__YOUR INSTRUCTIONS__.
Look for the word "ylabel" in the records, and copy each line where it appears.

__TASK INPUT__.
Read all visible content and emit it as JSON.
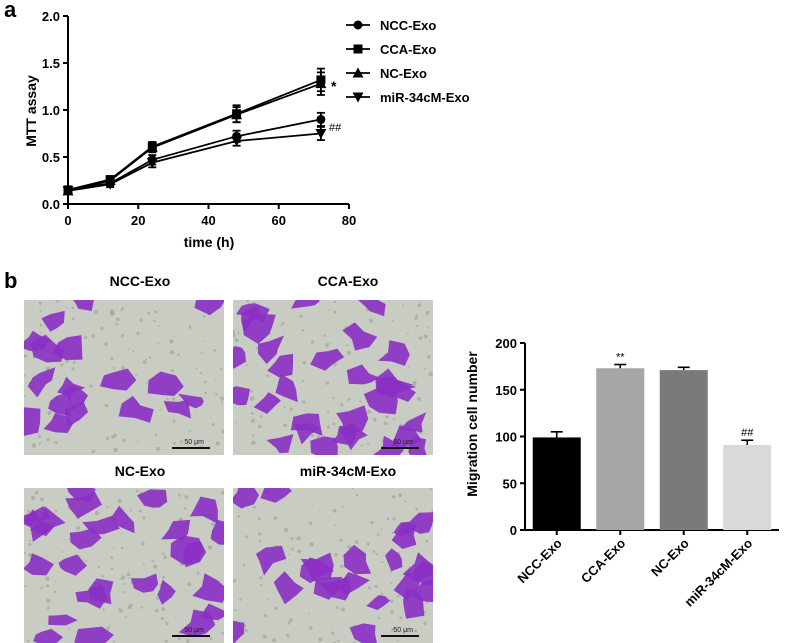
{
  "panels": {
    "a": "a",
    "b": "b"
  },
  "line_chart": {
    "xlabel": "time (h)",
    "ylabel": "MTT assay",
    "xticks": [
      "0",
      "20",
      "40",
      "60",
      "80"
    ],
    "yticks": [
      "0.0",
      "0.5",
      "1.0",
      "1.5",
      "2.0"
    ],
    "annotations": {
      "star": "*",
      "hash": "##"
    }
  },
  "images": {
    "titles": [
      "NCC-Exo",
      "CCA-Exo",
      "NC-Exo",
      "miR-34cM-Exo"
    ],
    "scale_label": "50 μm",
    "stain_color": "#8a2fc4"
  },
  "bar_chart": {
    "ylabel": "Migration cell number",
    "yticks": [
      "0",
      "50",
      "100",
      "150",
      "200"
    ],
    "annotations": [
      "",
      "**",
      "",
      "##"
    ]
  },
  "chart_data": [
    {
      "type": "line",
      "xlabel": "time (h)",
      "ylabel": "MTT assay",
      "xlim": [
        0,
        80
      ],
      "ylim": [
        0,
        2.0
      ],
      "x": [
        0,
        12,
        24,
        48,
        72
      ],
      "legend_position": "right",
      "series": [
        {
          "name": "NCC-Exo",
          "marker": "circle",
          "values": [
            0.15,
            0.22,
            0.47,
            0.72,
            0.9
          ],
          "errors": [
            0.02,
            0.03,
            0.05,
            0.06,
            0.07
          ]
        },
        {
          "name": "CCA-Exo",
          "marker": "square",
          "values": [
            0.15,
            0.26,
            0.61,
            0.96,
            1.32
          ],
          "errors": [
            0.02,
            0.03,
            0.05,
            0.09,
            0.12
          ]
        },
        {
          "name": "NC-Exo",
          "marker": "triangle-up",
          "values": [
            0.14,
            0.25,
            0.6,
            0.95,
            1.28
          ],
          "errors": [
            0.02,
            0.03,
            0.05,
            0.08,
            0.12
          ]
        },
        {
          "name": "miR-34cM-Exo",
          "marker": "triangle-down",
          "values": [
            0.14,
            0.21,
            0.44,
            0.67,
            0.75
          ],
          "errors": [
            0.02,
            0.03,
            0.05,
            0.05,
            0.07
          ]
        }
      ],
      "annotations": [
        {
          "text": "*",
          "x": 72,
          "y": 1.28
        },
        {
          "text": "##",
          "x": 72,
          "y": 0.82
        }
      ]
    },
    {
      "type": "bar",
      "ylabel": "Migration cell number",
      "ylim": [
        0,
        200
      ],
      "categories": [
        "NCC-Exo",
        "CCA-Exo",
        "NC-Exo",
        "miR-34cM-Exo"
      ],
      "values": [
        99,
        173,
        171,
        91
      ],
      "errors": [
        6,
        4,
        3,
        5
      ],
      "colors": [
        "#000000",
        "#a6a6a6",
        "#7a7a7a",
        "#d9d9d9"
      ],
      "annotations": [
        "",
        "**",
        "",
        "##"
      ]
    }
  ]
}
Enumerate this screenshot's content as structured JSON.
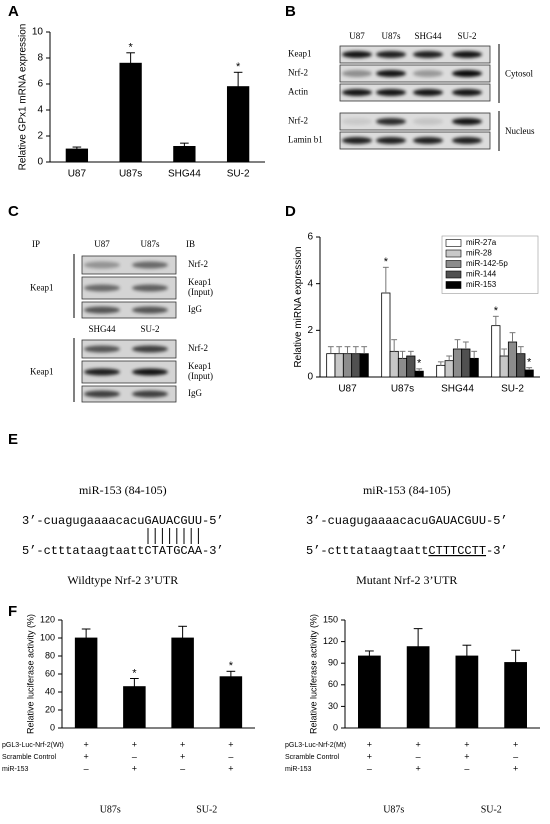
{
  "panel_labels": [
    "A",
    "B",
    "C",
    "D",
    "E",
    "F"
  ],
  "chart_data": [
    {
      "type": "bar",
      "ylabel": "Relative GPx1 mRNA expression",
      "categories": [
        "U87",
        "U87s",
        "SHG44",
        "SU-2"
      ],
      "values": [
        1.0,
        7.6,
        1.2,
        5.8
      ],
      "errors": [
        0.15,
        0.8,
        0.25,
        1.1
      ],
      "significant": [
        false,
        true,
        false,
        true
      ],
      "significance_mark": "*",
      "color": "#000000",
      "ylim": [
        0,
        10
      ],
      "yticks": [
        0,
        2,
        4,
        6,
        8,
        10
      ]
    },
    {
      "type": "bar",
      "ylabel": "Relative miRNA expression",
      "categories": [
        "U87",
        "U87s",
        "SHG44",
        "SU-2"
      ],
      "series": [
        {
          "name": "miR-27a",
          "color": "#ffffff",
          "values": [
            1.0,
            3.6,
            0.5,
            2.2
          ],
          "errors": [
            0.3,
            1.1,
            0.15,
            0.4
          ],
          "significant": [
            false,
            true,
            false,
            true
          ]
        },
        {
          "name": "miR-28",
          "color": "#c8c8c8",
          "values": [
            1.0,
            1.1,
            0.7,
            0.9
          ],
          "errors": [
            0.3,
            0.5,
            0.2,
            0.3
          ],
          "significant": [
            false,
            false,
            false,
            false
          ]
        },
        {
          "name": "miR-142-5p",
          "color": "#8c8c8c",
          "values": [
            1.0,
            0.8,
            1.2,
            1.5
          ],
          "errors": [
            0.3,
            0.3,
            0.4,
            0.4
          ],
          "significant": [
            false,
            false,
            false,
            false
          ]
        },
        {
          "name": "miR-144",
          "color": "#505050",
          "values": [
            1.0,
            0.9,
            1.2,
            1.0
          ],
          "errors": [
            0.3,
            0.2,
            0.3,
            0.3
          ],
          "significant": [
            false,
            false,
            false,
            false
          ]
        },
        {
          "name": "miR-153",
          "color": "#000000",
          "values": [
            1.0,
            0.25,
            0.8,
            0.3
          ],
          "errors": [
            0.3,
            0.1,
            0.3,
            0.1
          ],
          "significant": [
            false,
            true,
            false,
            true
          ]
        }
      ],
      "significance_mark": "*",
      "legend": "top-right",
      "ylim": [
        0,
        6
      ],
      "yticks": [
        0,
        2,
        4,
        6
      ]
    },
    {
      "type": "bar",
      "ylabel": "Relative luciferase activity (%)",
      "values": [
        100,
        46,
        100,
        57
      ],
      "errors": [
        10,
        9,
        13,
        6
      ],
      "significant": [
        false,
        true,
        false,
        true
      ],
      "significance_mark": "*",
      "color": "#000000",
      "ylim": [
        0,
        120
      ],
      "yticks": [
        0,
        20,
        40,
        60,
        80,
        100,
        120
      ],
      "conditions": [
        {
          "name": "pGL3-Luc-Nrf-2(Wt)",
          "signs": [
            "+",
            "+",
            "+",
            "+"
          ]
        },
        {
          "name": "Scramble Control",
          "signs": [
            "+",
            "–",
            "+",
            "–"
          ]
        },
        {
          "name": "miR-153",
          "signs": [
            "–",
            "+",
            "–",
            "+"
          ]
        }
      ],
      "groups": [
        "U87s",
        "SU-2"
      ]
    },
    {
      "type": "bar",
      "ylabel": "Relative luciferase activity (%)",
      "values": [
        100,
        113,
        100,
        91
      ],
      "errors": [
        7,
        25,
        15,
        17
      ],
      "color": "#000000",
      "ylim": [
        0,
        150
      ],
      "yticks": [
        0,
        30,
        60,
        90,
        120,
        150
      ],
      "conditions": [
        {
          "name": "pGL3-Luc-Nrf-2(Mt)",
          "signs": [
            "+",
            "+",
            "+",
            "+"
          ]
        },
        {
          "name": "Scramble Control",
          "signs": [
            "+",
            "–",
            "+",
            "–"
          ]
        },
        {
          "name": "miR-153",
          "signs": [
            "–",
            "+",
            "–",
            "+"
          ]
        }
      ],
      "groups": [
        "U87s",
        "SU-2"
      ]
    }
  ],
  "blot_b": {
    "columns": [
      "U87",
      "U87s",
      "SHG44",
      "SU-2"
    ],
    "fractions": [
      {
        "name": "Cytosol",
        "rows": [
          "Keap1",
          "Nrf-2",
          "Actin"
        ]
      },
      {
        "name": "Nucleus",
        "rows": [
          "Nrf-2",
          "Lamin b1"
        ]
      }
    ]
  },
  "blot_c": {
    "ip_label": "IP",
    "ib_label": "IB",
    "blocks": [
      {
        "columns": [
          "U87",
          "U87s"
        ],
        "ip": "Keap1",
        "rows": [
          [
            "Nrf-2"
          ],
          [
            "Keap1",
            "(Input)"
          ],
          [
            "IgG"
          ]
        ]
      },
      {
        "columns": [
          "SHG44",
          "SU-2"
        ],
        "ip": "Keap1",
        "rows": [
          [
            "Nrf-2"
          ],
          [
            "Keap1",
            "(Input)"
          ],
          [
            "IgG"
          ]
        ]
      }
    ]
  },
  "sequences": [
    {
      "title": "miR-153 (84-105)",
      "mirna": {
        "prefix": "3’-cuagugaaaacacu",
        "seed": "GAUACGUU",
        "suffix": "-5’"
      },
      "target": {
        "prefix": "5’-ctttataagtaatt",
        "site": "CTATGCAA",
        "suffix": "-3’"
      },
      "paired": true,
      "site_underlined": false,
      "caption": "Wildtype Nrf-2 3’UTR"
    },
    {
      "title": "miR-153 (84-105)",
      "mirna": {
        "prefix": "3’-cuagugaaaacacu",
        "seed": "GAUACGUU",
        "suffix": "-5’"
      },
      "target": {
        "prefix": "5’-ctttataagtaatt",
        "site": "CTTTCCTT",
        "suffix": "-3’"
      },
      "paired": false,
      "site_underlined": true,
      "caption": "Mutant Nrf-2 3’UTR"
    }
  ]
}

__YOUR SOLUTION__.
    "ylabel": "MTT assay",
    "ylabel": "Migration cell number",
      "ylabel": "MTT assay",
      "ylabel": "Migration cell number",
      "ylabel": "Relative GPx1 mRNA expression",
      "ylabel": "Relative miRNA expression",
      "ylabel": "Relative luciferase activity (%)",
      "ylabel": "Relative luciferase activity (%)",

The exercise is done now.